>> Begin Records shown

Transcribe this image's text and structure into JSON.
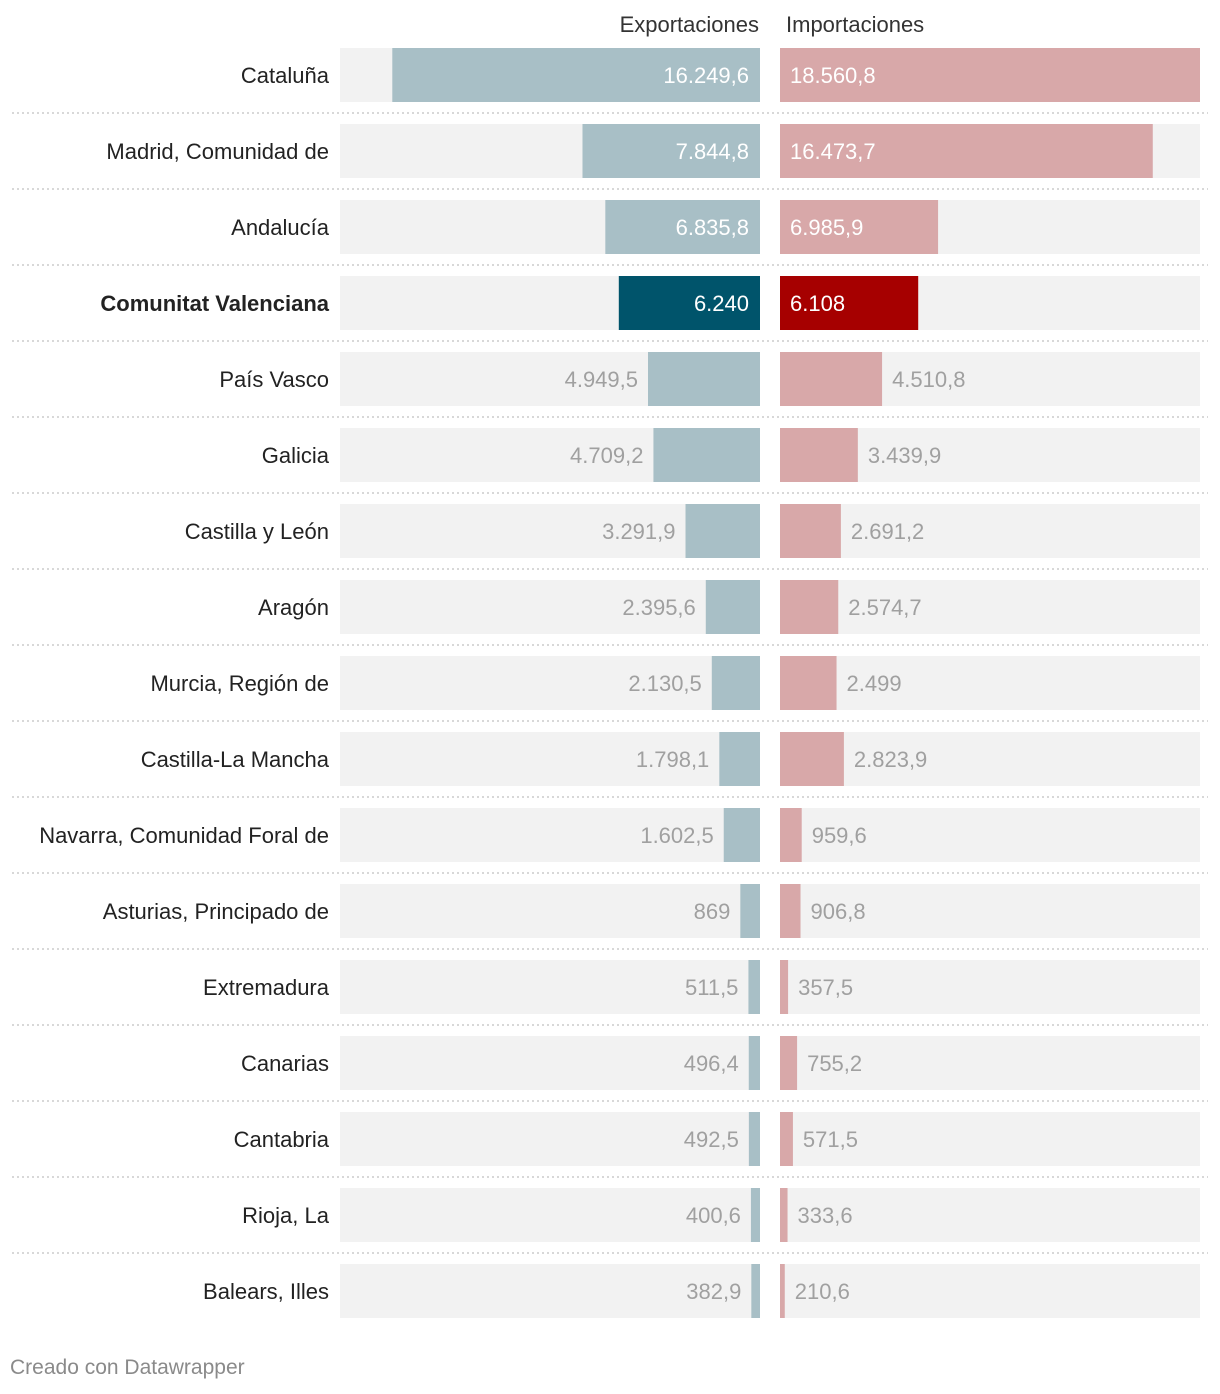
{
  "chart_data": {
    "type": "bar",
    "layout": "split-bars",
    "series": [
      {
        "name": "Exportaciones",
        "color": "#a8bfc6",
        "highlight_color": "#00546b"
      },
      {
        "name": "Importaciones",
        "color": "#d8a8a9",
        "highlight_color": "#a60000"
      }
    ],
    "max_value": 18560.8,
    "highlight": "Comunitat Valenciana",
    "rows": [
      {
        "region": "Cataluña",
        "exportaciones": 16249.6,
        "importaciones": 18560.8,
        "exp_label": "16.249,6",
        "imp_label": "18.560,8"
      },
      {
        "region": "Madrid, Comunidad de",
        "exportaciones": 7844.8,
        "importaciones": 16473.7,
        "exp_label": "7.844,8",
        "imp_label": "16.473,7"
      },
      {
        "region": "Andalucía",
        "exportaciones": 6835.8,
        "importaciones": 6985.9,
        "exp_label": "6.835,8",
        "imp_label": "6.985,9"
      },
      {
        "region": "Comunitat Valenciana",
        "exportaciones": 6240,
        "importaciones": 6108,
        "exp_label": "6.240",
        "imp_label": "6.108"
      },
      {
        "region": "País Vasco",
        "exportaciones": 4949.5,
        "importaciones": 4510.8,
        "exp_label": "4.949,5",
        "imp_label": "4.510,8"
      },
      {
        "region": "Galicia",
        "exportaciones": 4709.2,
        "importaciones": 3439.9,
        "exp_label": "4.709,2",
        "imp_label": "3.439,9"
      },
      {
        "region": "Castilla y León",
        "exportaciones": 3291.9,
        "importaciones": 2691.2,
        "exp_label": "3.291,9",
        "imp_label": "2.691,2"
      },
      {
        "region": "Aragón",
        "exportaciones": 2395.6,
        "importaciones": 2574.7,
        "exp_label": "2.395,6",
        "imp_label": "2.574,7"
      },
      {
        "region": "Murcia, Región de",
        "exportaciones": 2130.5,
        "importaciones": 2499,
        "exp_label": "2.130,5",
        "imp_label": "2.499"
      },
      {
        "region": "Castilla-La Mancha",
        "exportaciones": 1798.1,
        "importaciones": 2823.9,
        "exp_label": "1.798,1",
        "imp_label": "2.823,9"
      },
      {
        "region": "Navarra, Comunidad Foral de",
        "exportaciones": 1602.5,
        "importaciones": 959.6,
        "exp_label": "1.602,5",
        "imp_label": "959,6"
      },
      {
        "region": "Asturias, Principado de",
        "exportaciones": 869,
        "importaciones": 906.8,
        "exp_label": "869",
        "imp_label": "906,8"
      },
      {
        "region": "Extremadura",
        "exportaciones": 511.5,
        "importaciones": 357.5,
        "exp_label": "511,5",
        "imp_label": "357,5"
      },
      {
        "region": "Canarias",
        "exportaciones": 496.4,
        "importaciones": 755.2,
        "exp_label": "496,4",
        "imp_label": "755,2"
      },
      {
        "region": "Cantabria",
        "exportaciones": 492.5,
        "importaciones": 571.5,
        "exp_label": "492,5",
        "imp_label": "571,5"
      },
      {
        "region": "Rioja, La",
        "exportaciones": 400.6,
        "importaciones": 333.6,
        "exp_label": "400,6",
        "imp_label": "333,6"
      },
      {
        "region": "Balears, Illes",
        "exportaciones": 382.9,
        "importaciones": 210.6,
        "exp_label": "382,9",
        "imp_label": "210,6"
      }
    ]
  },
  "colors": {
    "track": "#f2f2f2",
    "label_inside": "#ffffff",
    "label_outside": "#a0a0a0",
    "region_text": "#222222",
    "separator": "#cccccc"
  },
  "footer": {
    "credit": "Creado con Datawrapper"
  }
}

>> End Records shown

Task statement: Restate the full listing verbatim and drop every picture.

Reply:
Transcribe this image's text and structure into JSON.
{
  "chart_data": {
    "type": "bar",
    "layout": "split-bars",
    "series": [
      {
        "name": "Exportaciones",
        "color": "#a8bfc6",
        "highlight_color": "#00546b"
      },
      {
        "name": "Importaciones",
        "color": "#d8a8a9",
        "highlight_color": "#a60000"
      }
    ],
    "max_value": 18560.8,
    "highlight": "Comunitat Valenciana",
    "rows": [
      {
        "region": "Cataluña",
        "exportaciones": 16249.6,
        "importaciones": 18560.8,
        "exp_label": "16.249,6",
        "imp_label": "18.560,8"
      },
      {
        "region": "Madrid, Comunidad de",
        "exportaciones": 7844.8,
        "importaciones": 16473.7,
        "exp_label": "7.844,8",
        "imp_label": "16.473,7"
      },
      {
        "region": "Andalucía",
        "exportaciones": 6835.8,
        "importaciones": 6985.9,
        "exp_label": "6.835,8",
        "imp_label": "6.985,9"
      },
      {
        "region": "Comunitat Valenciana",
        "exportaciones": 6240,
        "importaciones": 6108,
        "exp_label": "6.240",
        "imp_label": "6.108"
      },
      {
        "region": "País Vasco",
        "exportaciones": 4949.5,
        "importaciones": 4510.8,
        "exp_label": "4.949,5",
        "imp_label": "4.510,8"
      },
      {
        "region": "Galicia",
        "exportaciones": 4709.2,
        "importaciones": 3439.9,
        "exp_label": "4.709,2",
        "imp_label": "3.439,9"
      },
      {
        "region": "Castilla y León",
        "exportaciones": 3291.9,
        "importaciones": 2691.2,
        "exp_label": "3.291,9",
        "imp_label": "2.691,2"
      },
      {
        "region": "Aragón",
        "exportaciones": 2395.6,
        "importaciones": 2574.7,
        "exp_label": "2.395,6",
        "imp_label": "2.574,7"
      },
      {
        "region": "Murcia, Región de",
        "exportaciones": 2130.5,
        "importaciones": 2499,
        "exp_label": "2.130,5",
        "imp_label": "2.499"
      },
      {
        "region": "Castilla-La Mancha",
        "exportaciones": 1798.1,
        "importaciones": 2823.9,
        "exp_label": "1.798,1",
        "imp_label": "2.823,9"
      },
      {
        "region": "Navarra, Comunidad Foral de",
        "exportaciones": 1602.5,
        "importaciones": 959.6,
        "exp_label": "1.602,5",
        "imp_label": "959,6"
      },
      {
        "region": "Asturias, Principado de",
        "exportaciones": 869,
        "importaciones": 906.8,
        "exp_label": "869",
        "imp_label": "906,8"
      },
      {
        "region": "Extremadura",
        "exportaciones": 511.5,
        "importaciones": 357.5,
        "exp_label": "511,5",
        "imp_label": "357,5"
      },
      {
        "region": "Canarias",
        "exportaciones": 496.4,
        "importaciones": 755.2,
        "exp_label": "496,4",
        "imp_label": "755,2"
      },
      {
        "region": "Cantabria",
        "exportaciones": 492.5,
        "importaciones": 571.5,
        "exp_label": "492,5",
        "imp_label": "571,5"
      },
      {
        "region": "Rioja, La",
        "exportaciones": 400.6,
        "importaciones": 333.6,
        "exp_label": "400,6",
        "imp_label": "333,6"
      },
      {
        "region": "Balears, Illes",
        "exportaciones": 382.9,
        "importaciones": 210.6,
        "exp_label": "382,9",
        "imp_label": "210,6"
      }
    ]
  },
  "colors": {
    "track": "#f2f2f2",
    "label_inside": "#ffffff",
    "label_outside": "#a0a0a0",
    "region_text": "#222222",
    "separator": "#cccccc"
  },
  "footer": {
    "credit": "Creado con Datawrapper"
  }
}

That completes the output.